## The problem
Restate each entry word for word, leaving nothing out.

[Input rows start]

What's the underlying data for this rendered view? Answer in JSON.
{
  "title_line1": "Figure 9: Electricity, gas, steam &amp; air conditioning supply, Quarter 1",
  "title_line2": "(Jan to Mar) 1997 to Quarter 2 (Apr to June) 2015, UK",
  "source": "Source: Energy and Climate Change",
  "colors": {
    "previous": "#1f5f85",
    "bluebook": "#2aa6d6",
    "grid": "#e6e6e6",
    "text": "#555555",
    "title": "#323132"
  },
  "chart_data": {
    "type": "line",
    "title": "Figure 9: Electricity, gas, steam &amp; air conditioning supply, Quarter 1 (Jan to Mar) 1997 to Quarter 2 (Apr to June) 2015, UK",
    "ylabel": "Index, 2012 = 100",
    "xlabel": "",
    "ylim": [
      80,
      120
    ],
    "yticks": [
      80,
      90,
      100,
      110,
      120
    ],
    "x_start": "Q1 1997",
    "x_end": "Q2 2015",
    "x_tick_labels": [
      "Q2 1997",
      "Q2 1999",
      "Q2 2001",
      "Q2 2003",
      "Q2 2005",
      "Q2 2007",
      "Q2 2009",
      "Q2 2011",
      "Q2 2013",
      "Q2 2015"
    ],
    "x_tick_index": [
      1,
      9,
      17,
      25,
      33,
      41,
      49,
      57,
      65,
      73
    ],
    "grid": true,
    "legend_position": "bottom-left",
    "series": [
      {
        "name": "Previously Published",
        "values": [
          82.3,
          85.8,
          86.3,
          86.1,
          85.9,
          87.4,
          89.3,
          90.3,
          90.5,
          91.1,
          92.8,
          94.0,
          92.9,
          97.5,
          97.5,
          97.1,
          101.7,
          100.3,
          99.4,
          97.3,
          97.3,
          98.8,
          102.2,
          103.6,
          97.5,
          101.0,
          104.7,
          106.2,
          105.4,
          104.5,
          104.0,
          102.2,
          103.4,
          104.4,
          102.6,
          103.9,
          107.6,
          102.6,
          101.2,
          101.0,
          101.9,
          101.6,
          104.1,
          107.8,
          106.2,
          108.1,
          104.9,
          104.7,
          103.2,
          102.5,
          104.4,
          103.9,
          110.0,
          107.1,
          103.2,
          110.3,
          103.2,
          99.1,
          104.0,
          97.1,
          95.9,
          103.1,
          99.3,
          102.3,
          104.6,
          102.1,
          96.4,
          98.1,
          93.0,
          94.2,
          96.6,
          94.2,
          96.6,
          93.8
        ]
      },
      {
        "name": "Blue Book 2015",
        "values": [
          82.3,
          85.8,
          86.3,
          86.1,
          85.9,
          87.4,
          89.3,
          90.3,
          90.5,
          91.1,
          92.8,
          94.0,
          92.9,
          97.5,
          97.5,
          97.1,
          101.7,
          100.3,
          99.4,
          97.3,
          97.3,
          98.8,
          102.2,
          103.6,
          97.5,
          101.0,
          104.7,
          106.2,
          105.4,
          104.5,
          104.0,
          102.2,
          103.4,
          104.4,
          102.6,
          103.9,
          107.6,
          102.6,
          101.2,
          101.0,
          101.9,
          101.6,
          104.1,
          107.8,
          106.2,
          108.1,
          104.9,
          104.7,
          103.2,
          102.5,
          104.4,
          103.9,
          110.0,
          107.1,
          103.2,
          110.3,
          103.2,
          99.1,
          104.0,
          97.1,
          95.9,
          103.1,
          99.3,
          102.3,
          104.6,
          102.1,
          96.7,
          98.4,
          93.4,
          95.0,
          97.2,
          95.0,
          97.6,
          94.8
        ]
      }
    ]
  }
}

[Input rows end]

## Result for this task
What's the underlying data for this rendered view? Answer in JSON.
{
  "title_line1": "Figure 9: Electricity, gas, steam &amp; air conditioning supply, Quarter 1",
  "title_line2": "(Jan to Mar) 1997 to Quarter 2 (Apr to June) 2015, UK",
  "source": "Source: Energy and Climate Change",
  "colors": {
    "previous": "#1f5f85",
    "bluebook": "#2aa6d6",
    "grid": "#e6e6e6",
    "text": "#555555",
    "title": "#323132"
  },
  "chart_data": {
    "type": "line",
    "title": "Figure 9: Electricity, gas, steam &amp; air conditioning supply, Quarter 1 (Jan to Mar) 1997 to Quarter 2 (Apr to June) 2015, UK",
    "ylabel": "Index, 2012 = 100",
    "xlabel": "",
    "ylim": [
      80,
      120
    ],
    "yticks": [
      80,
      90,
      100,
      110,
      120
    ],
    "x_start": "Q1 1997",
    "x_end": "Q2 2015",
    "x_tick_labels": [
      "Q2 1997",
      "Q2 1999",
      "Q2 2001",
      "Q2 2003",
      "Q2 2005",
      "Q2 2007",
      "Q2 2009",
      "Q2 2011",
      "Q2 2013",
      "Q2 2015"
    ],
    "x_tick_index": [
      1,
      9,
      17,
      25,
      33,
      41,
      49,
      57,
      65,
      73
    ],
    "grid": true,
    "legend_position": "bottom-left",
    "series": [
      {
        "name": "Previously Published",
        "values": [
          82.3,
          85.8,
          86.3,
          86.1,
          85.9,
          87.4,
          89.3,
          90.3,
          90.5,
          91.1,
          92.8,
          94.0,
          92.9,
          97.5,
          97.5,
          97.1,
          101.7,
          100.3,
          99.4,
          97.3,
          97.3,
          98.8,
          102.2,
          103.6,
          97.5,
          101.0,
          104.7,
          106.2,
          105.4,
          104.5,
          104.0,
          102.2,
          103.4,
          104.4,
          102.6,
          103.9,
          107.6,
          102.6,
          101.2,
          101.0,
          101.9,
          101.6,
          104.1,
          107.8,
          106.2,
          108.1,
          104.9,
          104.7,
          103.2,
          102.5,
          104.4,
          103.9,
          110.0,
          107.1,
          103.2,
          110.3,
          103.2,
          99.1,
          104.0,
          97.1,
          95.9,
          103.1,
          99.3,
          102.3,
          104.6,
          102.1,
          96.4,
          98.1,
          93.0,
          94.2,
          96.6,
          94.2,
          96.6,
          93.8
        ]
      },
      {
        "name": "Blue Book 2015",
        "values": [
          82.3,
          85.8,
          86.3,
          86.1,
          85.9,
          87.4,
          89.3,
          90.3,
          90.5,
          91.1,
          92.8,
          94.0,
          92.9,
          97.5,
          97.5,
          97.1,
          101.7,
          100.3,
          99.4,
          97.3,
          97.3,
          98.8,
          102.2,
          103.6,
          97.5,
          101.0,
          104.7,
          106.2,
          105.4,
          104.5,
          104.0,
          102.2,
          103.4,
          104.4,
          102.6,
          103.9,
          107.6,
          102.6,
          101.2,
          101.0,
          101.9,
          101.6,
          104.1,
          107.8,
          106.2,
          108.1,
          104.9,
          104.7,
          103.2,
          102.5,
          104.4,
          103.9,
          110.0,
          107.1,
          103.2,
          110.3,
          103.2,
          99.1,
          104.0,
          97.1,
          95.9,
          103.1,
          99.3,
          102.3,
          104.6,
          102.1,
          96.7,
          98.4,
          93.4,
          95.0,
          97.2,
          95.0,
          97.6,
          94.8
        ]
      }
    ]
  }
}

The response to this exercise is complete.